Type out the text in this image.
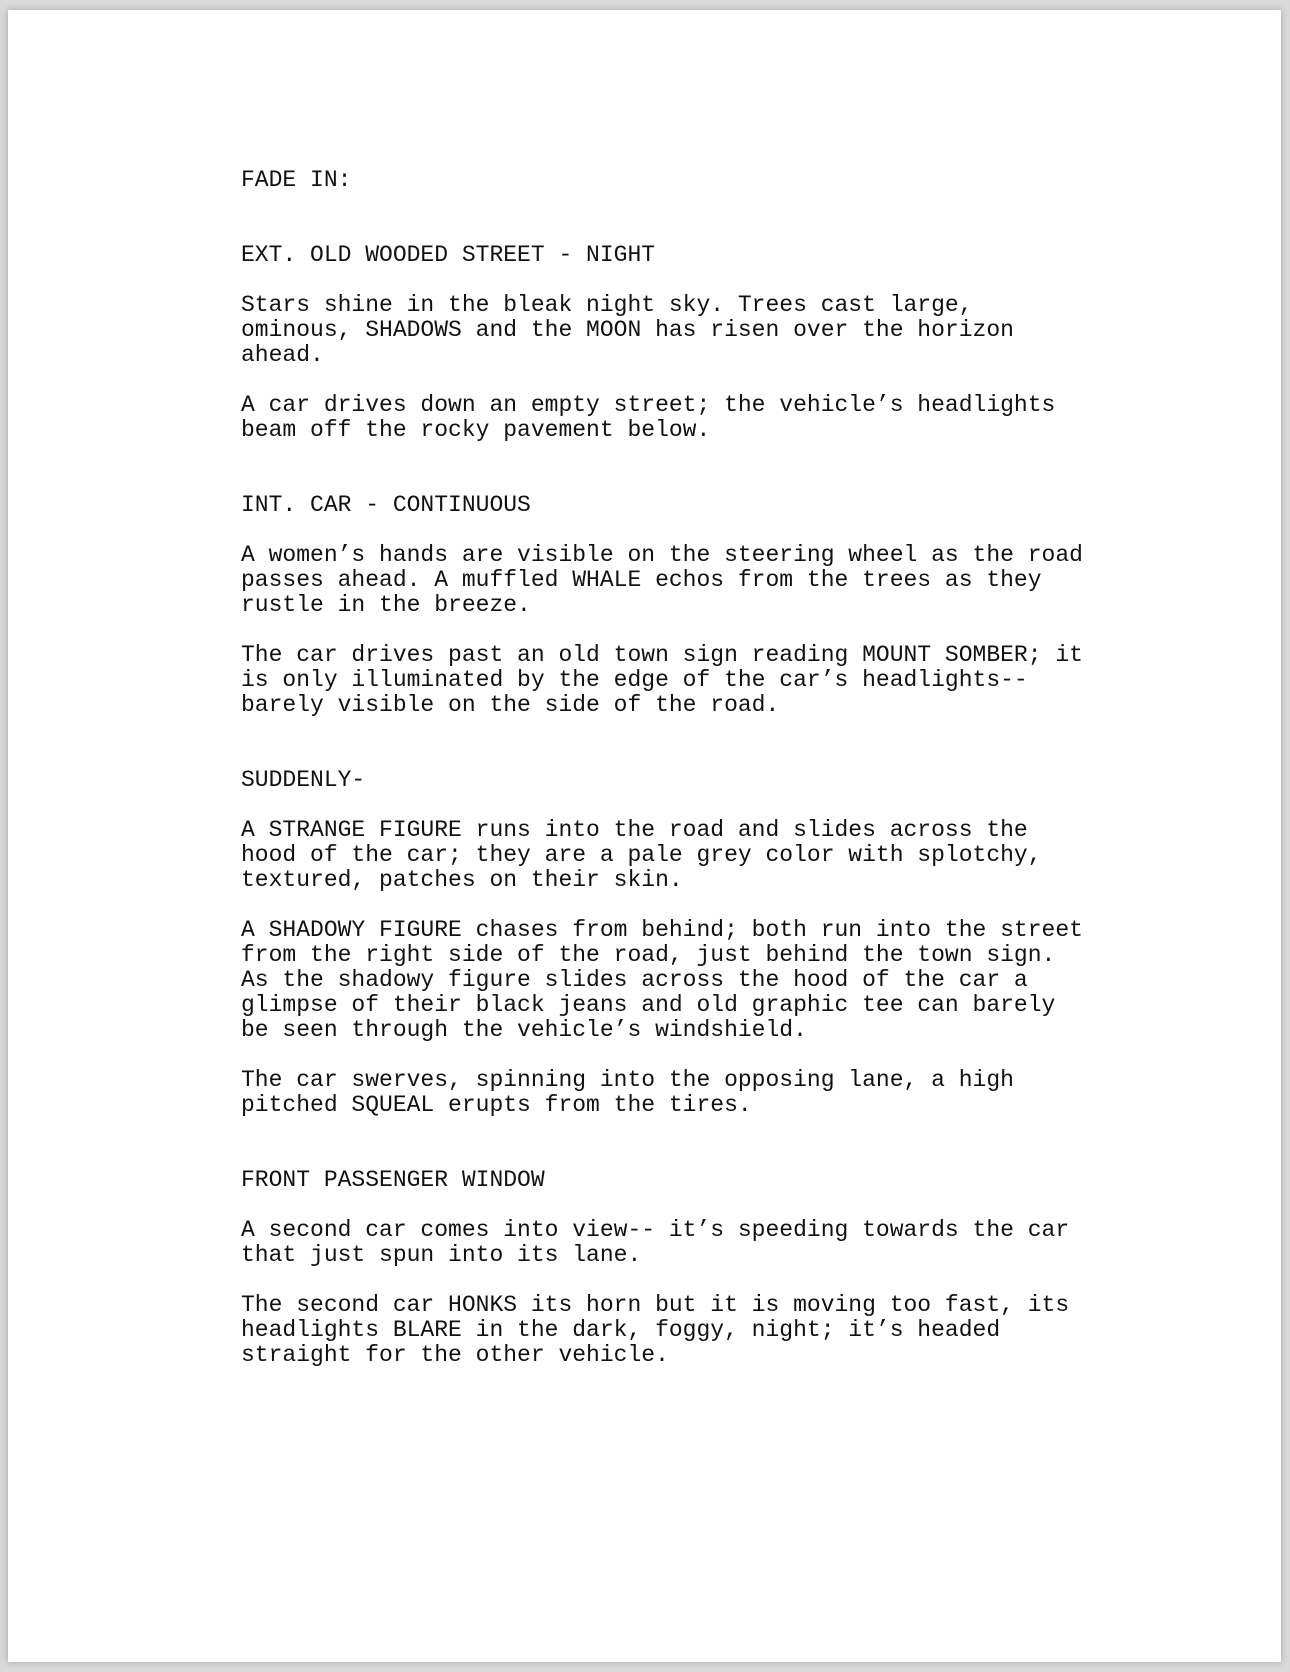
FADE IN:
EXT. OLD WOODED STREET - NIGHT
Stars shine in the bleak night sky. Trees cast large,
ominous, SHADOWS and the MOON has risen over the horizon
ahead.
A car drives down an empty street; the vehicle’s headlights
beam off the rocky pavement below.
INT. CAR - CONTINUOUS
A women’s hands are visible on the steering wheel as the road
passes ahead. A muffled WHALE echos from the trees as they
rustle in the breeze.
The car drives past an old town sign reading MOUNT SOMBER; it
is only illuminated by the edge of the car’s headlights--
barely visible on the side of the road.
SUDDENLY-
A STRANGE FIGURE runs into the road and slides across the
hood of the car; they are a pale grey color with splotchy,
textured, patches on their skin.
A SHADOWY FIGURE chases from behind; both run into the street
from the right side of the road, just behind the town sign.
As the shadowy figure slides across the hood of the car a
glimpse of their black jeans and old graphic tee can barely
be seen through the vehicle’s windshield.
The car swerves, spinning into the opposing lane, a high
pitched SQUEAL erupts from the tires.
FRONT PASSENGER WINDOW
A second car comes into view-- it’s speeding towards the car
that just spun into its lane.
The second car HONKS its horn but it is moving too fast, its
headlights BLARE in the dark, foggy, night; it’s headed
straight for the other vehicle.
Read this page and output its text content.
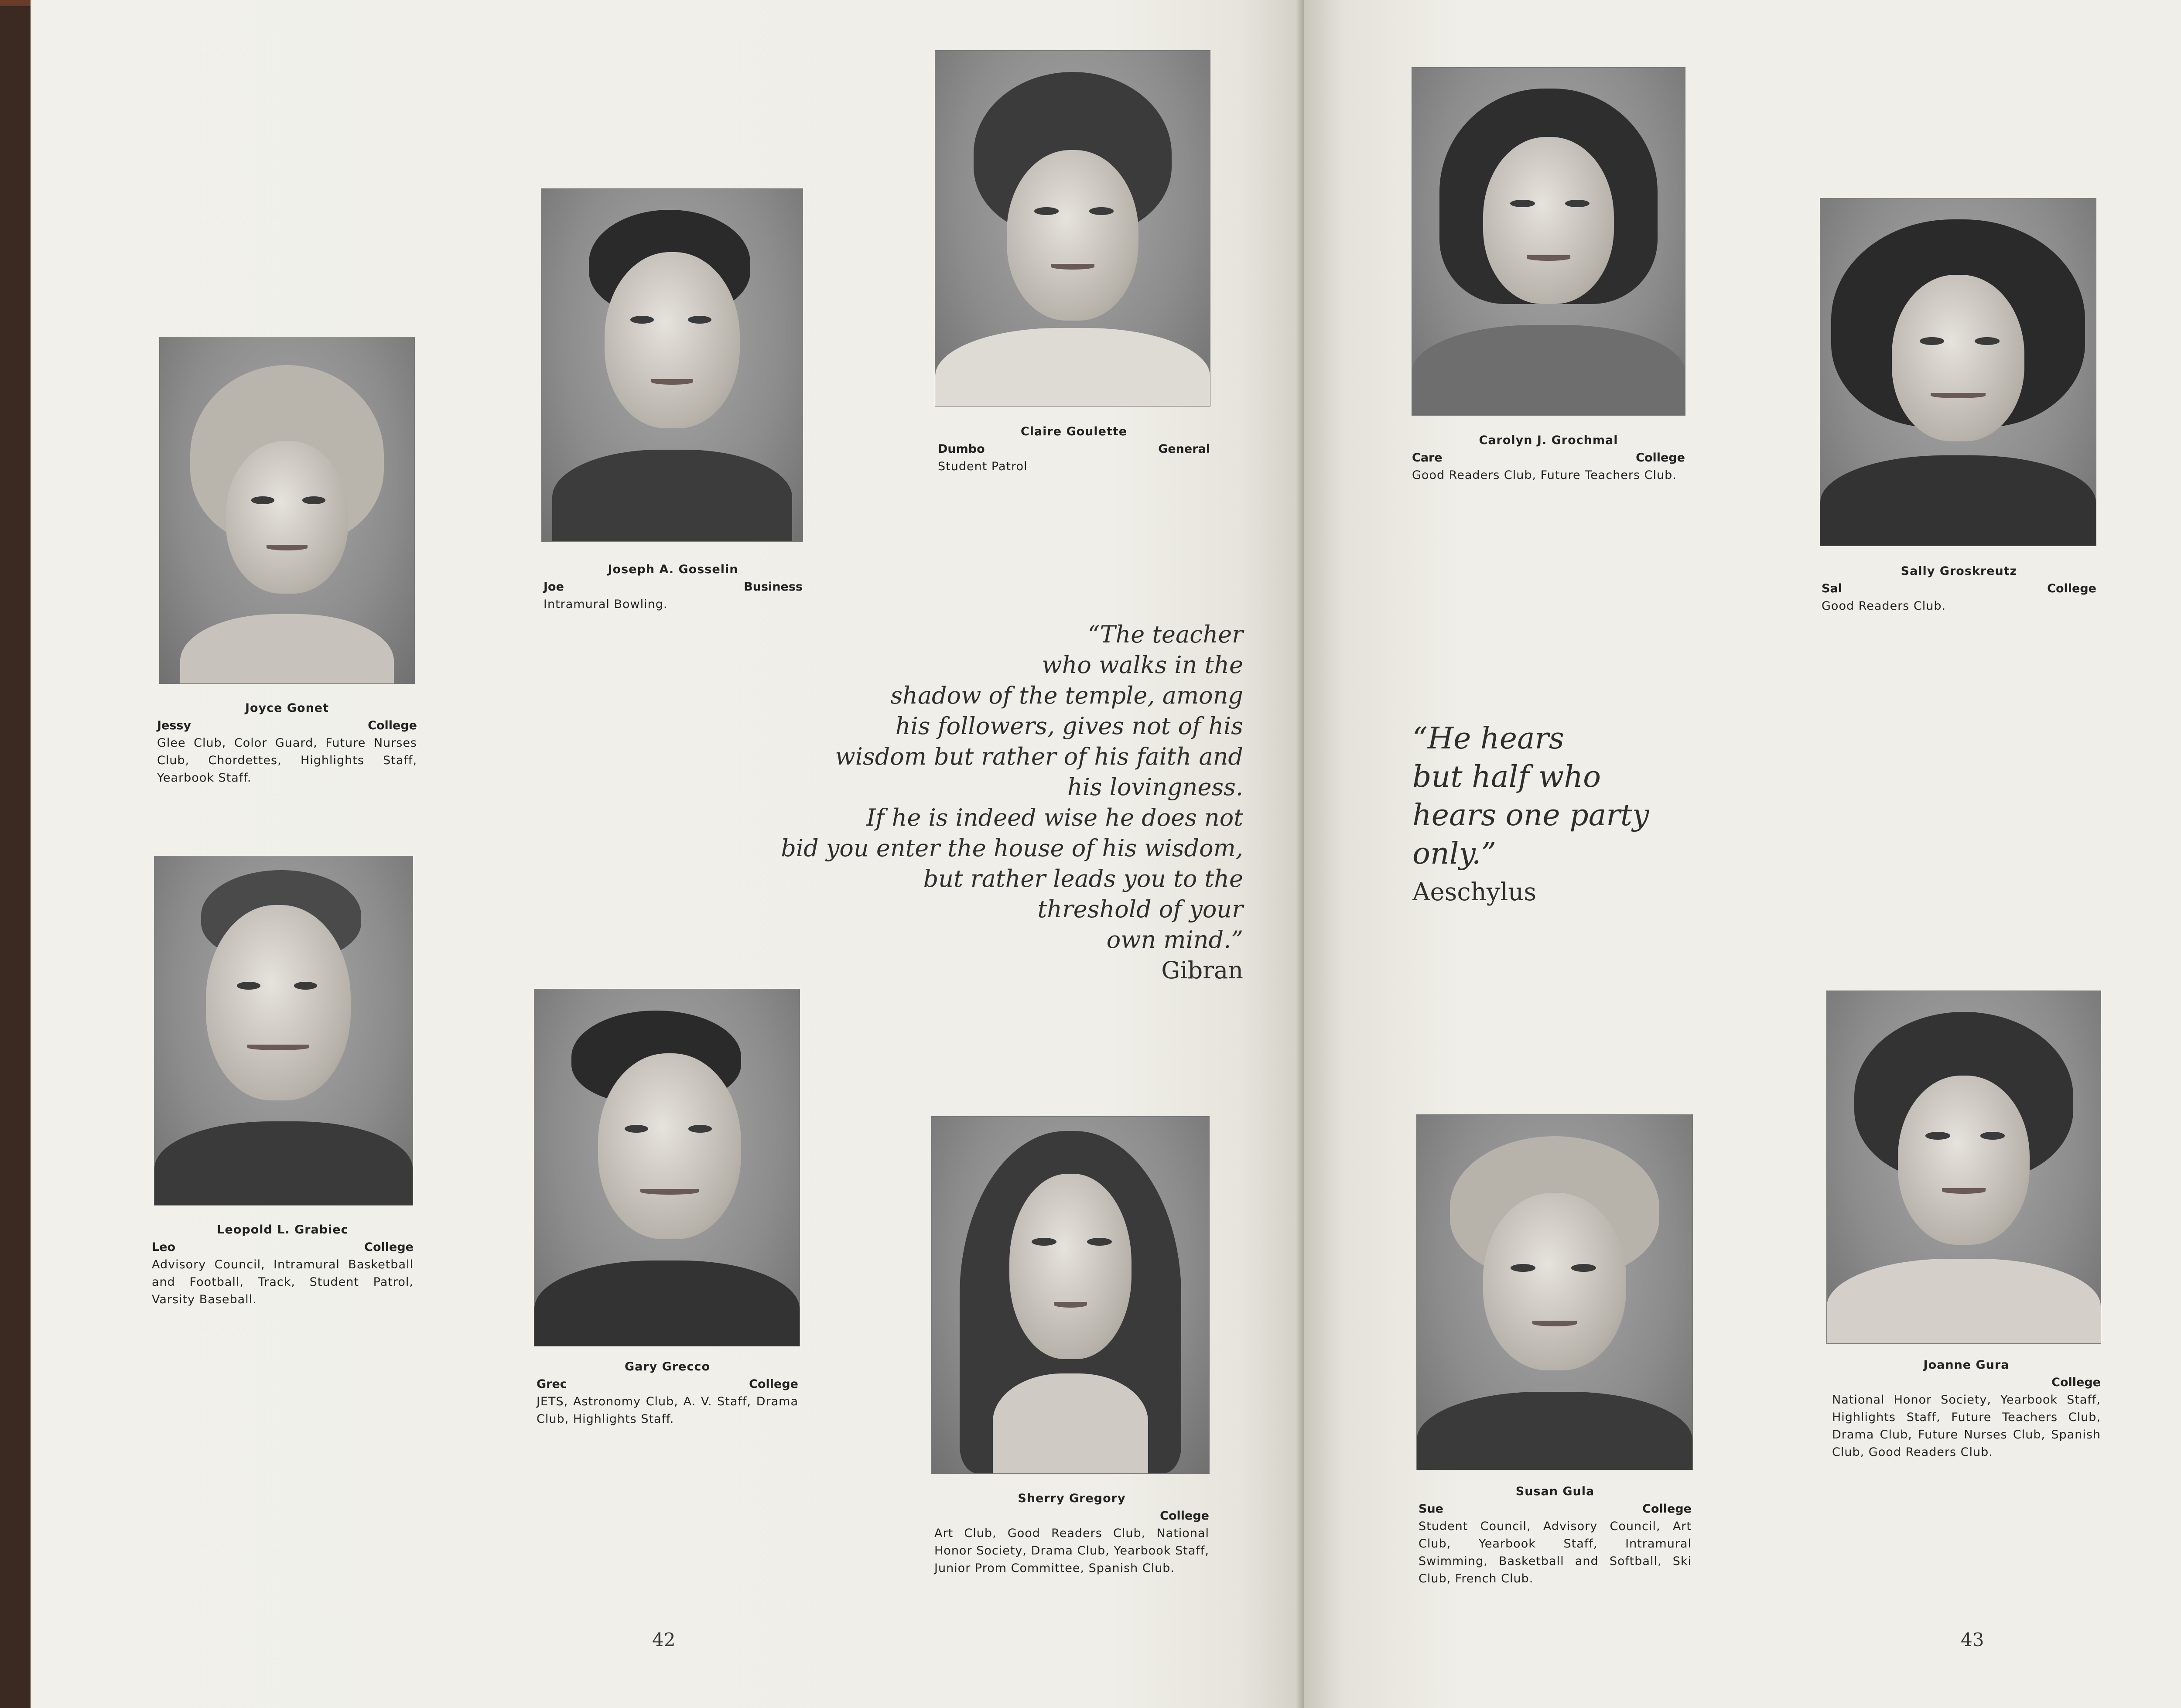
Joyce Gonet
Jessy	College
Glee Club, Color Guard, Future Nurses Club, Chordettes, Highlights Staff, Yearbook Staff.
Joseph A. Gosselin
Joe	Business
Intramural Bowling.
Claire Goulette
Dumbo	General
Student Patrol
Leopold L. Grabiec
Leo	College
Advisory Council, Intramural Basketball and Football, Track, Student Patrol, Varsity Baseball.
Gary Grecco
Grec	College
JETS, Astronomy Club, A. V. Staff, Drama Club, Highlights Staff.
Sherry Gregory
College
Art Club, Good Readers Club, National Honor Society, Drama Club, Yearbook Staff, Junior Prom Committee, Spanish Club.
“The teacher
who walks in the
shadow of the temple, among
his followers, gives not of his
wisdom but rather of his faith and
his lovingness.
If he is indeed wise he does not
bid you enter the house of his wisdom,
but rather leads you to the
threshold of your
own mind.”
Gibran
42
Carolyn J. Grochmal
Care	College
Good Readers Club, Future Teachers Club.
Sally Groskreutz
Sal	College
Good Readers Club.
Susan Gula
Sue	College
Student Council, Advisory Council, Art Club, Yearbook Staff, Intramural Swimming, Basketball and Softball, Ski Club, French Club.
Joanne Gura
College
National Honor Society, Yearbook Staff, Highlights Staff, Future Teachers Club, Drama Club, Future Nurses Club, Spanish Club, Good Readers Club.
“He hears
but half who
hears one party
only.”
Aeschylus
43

---+---

* **Stated goal**
Find each line in the records holding the string "their" and show it.

* **Right answer**
textured, patches on their skin.
glimpse of their black jeans and old graphic tee can barely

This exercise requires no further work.